> **Text extract**:
^^^^^^^^^^^^^^^^

Focus Combine Marketing Pvt Ltd v. Haryana State Cooperative Supply & Marketing Federation Ltd

Delhi High Court · 13 Sep 2019 · 2019:DHC:4559
R. K. Gauba
FAO 9-11/2019
2019:DHC:4559
civil appeal_dismissed Significant

AI Summary

The Delhi High Court dismissed appeals by sub-lessees holding that unauthorized sub-leases without the lessor's consent are unenforceable and do not entitle sub-lessees to interim relief against dispossession.

Full Text
Translation output
FAO 9-11/2019.
HIGH COURT OF DELHI
Date of Decision: 13th SEPTEMBER, 2019
FAO 9/2019 and C.M. No.1042/2019
FOCUS COMBINE MARKETING PVT LTD..... Appellant
Through: Mr. Udit Gupta, Mr. Sidhant Bhatia and Mr. Aditya, Advocates
VERSUS
HARYANA STATE COOPERATIVE SUPPLY & MARKETING FEDERATION LTD & ANR .. Respondents
Through: Mr. Hemant Gupta, Ms. Sunakshi Gupta and Mr. Alok Sharma, Advocates for
R-1 with Ms. Usha Chopra, Asstt.
Mr. Bharat Bhushan Gupta, Adv. for R-2 with Mr. S.B. Chauhan, Authorised
Representative
FAO 10/2019 and C.M. Nos.1046/2019, 23794/2019, 35586/2019
SYSCOM CONSUMER PRODUCTS PVT LTD..... Appellant
Through: Mr. Udit Gupta, Mr. Sidhant Bhatia and Mr. Aditya, Advocates
VERSUS
HARYANA STATE COOPERATIVE SUPPLY & MARKETING FEDERATION LTD & ANR ... Respondents
Through: Mr. Hemant Gupta, Ms. Sunakshi Gupta and Mr. Alok Sharma, Advocates for
R-1 with Ms. Usha Chopra, Asstt.
2019:DHC:4559 FAO 9-11/2019.
Mr. Bharat Bhushan Gupta, Adv. for R-2 with Mr. S.B. Chauhan, Authorised
Representative
FAO 11/2019 and C.M. Nos.1048/2019 and 23524/2019
SYSCOM PACKAGING COMPANY ..... Appellant
Through: Mr. Udit Gupta, Mr. Sidhant Bhatia and Mr. Aditya, Advocates
VERSUS
HARYANA STATE COOPERATIVE SUPPLY & MARKETING FEDERATION LTD & ANR ... Respondents
Through: Mr. Hemant Gupta, Ms. Sunakshi Gupta and Mr. Alok Sharma, Advocates for
R-1 with Ms. Usha Chopra, Asstt.
Mr. Bharat Bhushan Gupta, Adv. for R-2 with Mr. S.B. Chauhan, Authorised
Representative
CORAM:
HON'BLE MR. JUSTICE R.K.GAUBA
ORDER (ORAL)
JUDGMENT

1. The parties in these three appeals are virtually common, the background facts leading to three civil suits being preferred by the respective appellants being similar, each appeal giving rise to questions which are identical and, therefore, they have been heard together and are being decided by this common judgment.

2. The first appellant is a company established and controlled by the government of the State of Haryana. It owns a property described 2019:DHC:4559 FAO 9-11/2019. as “HAFED WAREHOUSE” Inner Ring Road, Near Wazirpur DTC Depot, Delhi (hereinafter “the subject property”). Indisputably, the subject property had been given on lease for a period of three years by the first respondent (owner) in favour of the second respondent (lessee) by a registered lease deed executed on 05.05.2015.

^^^^^^^^^^^^^^^^

> **Information supplied**:
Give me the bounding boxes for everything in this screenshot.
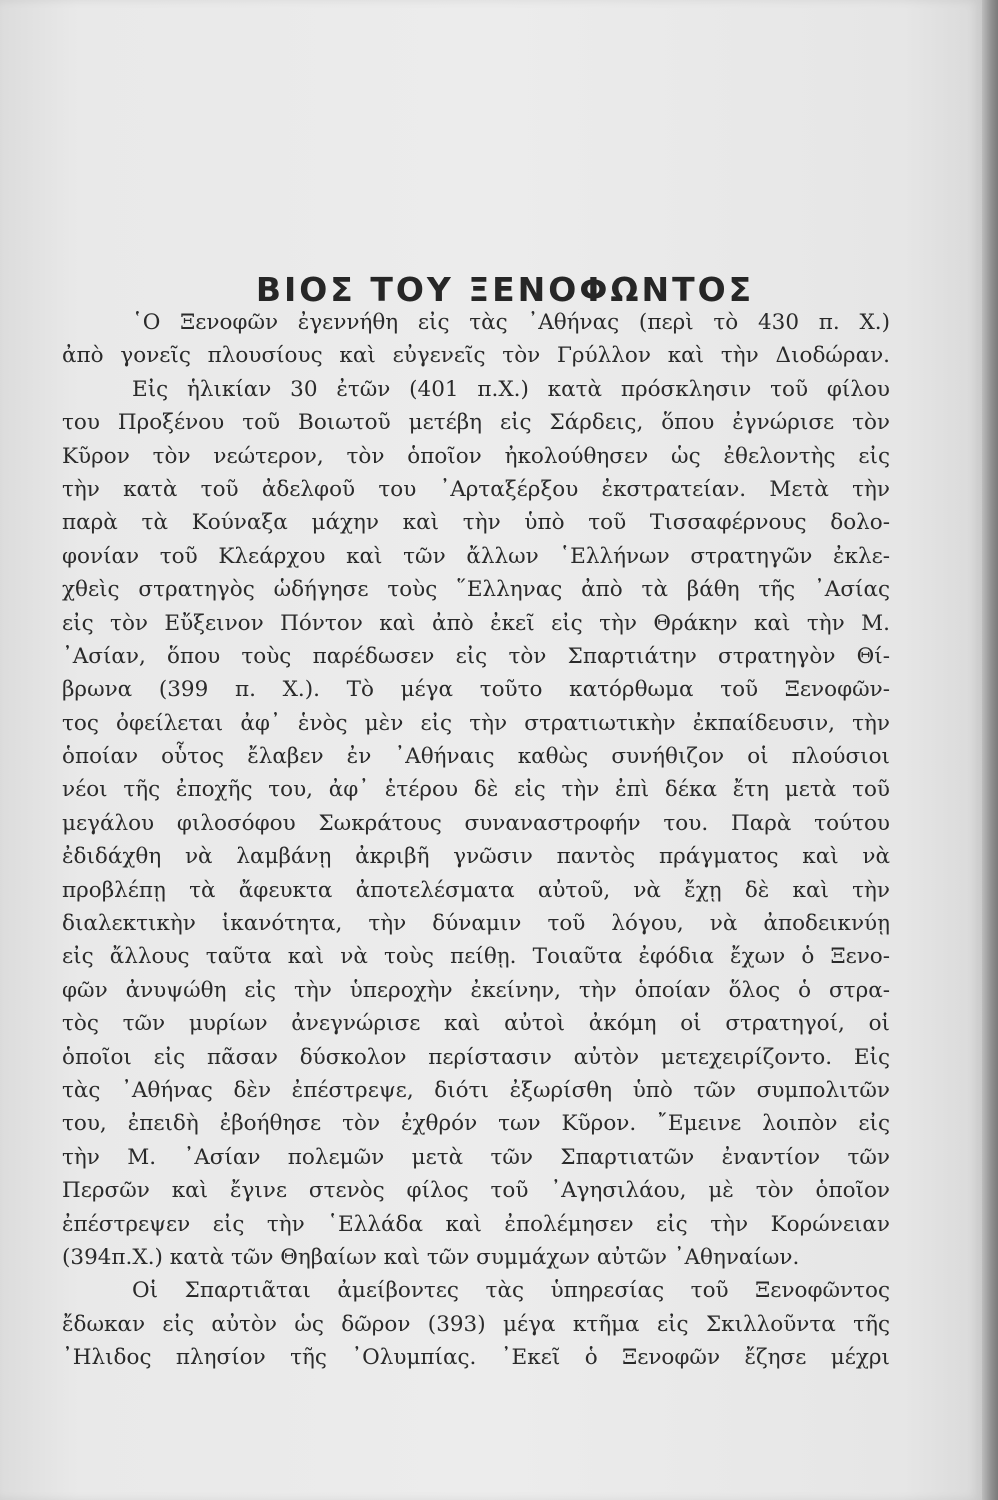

^^^^^^^^^^^^^^^^

> **What you are asked to do**: Reproduce the passage of the judgment starting with "Focus Combine Marketing Pvt Ltd v." and going on through "relief against dispossession.". The lines aren't needed for this.

> **Expected output**:
Focus Combine Marketing Pvt Ltd v. Haryana State Cooperative Supply & Marketing Federation Ltd

Delhi High Court · 13 Sep 2019 · 2019:DHC:4559
R. K. Gauba
FAO 9-11/2019
2019:DHC:4559
civil appeal_dismissed Significant

AI Summary

The Delhi High Court dismissed appeals by sub-lessees holding that unauthorized sub-leases without the lessor's consent are unenforceable and do not entitle sub-lessees to interim relief against dispossession.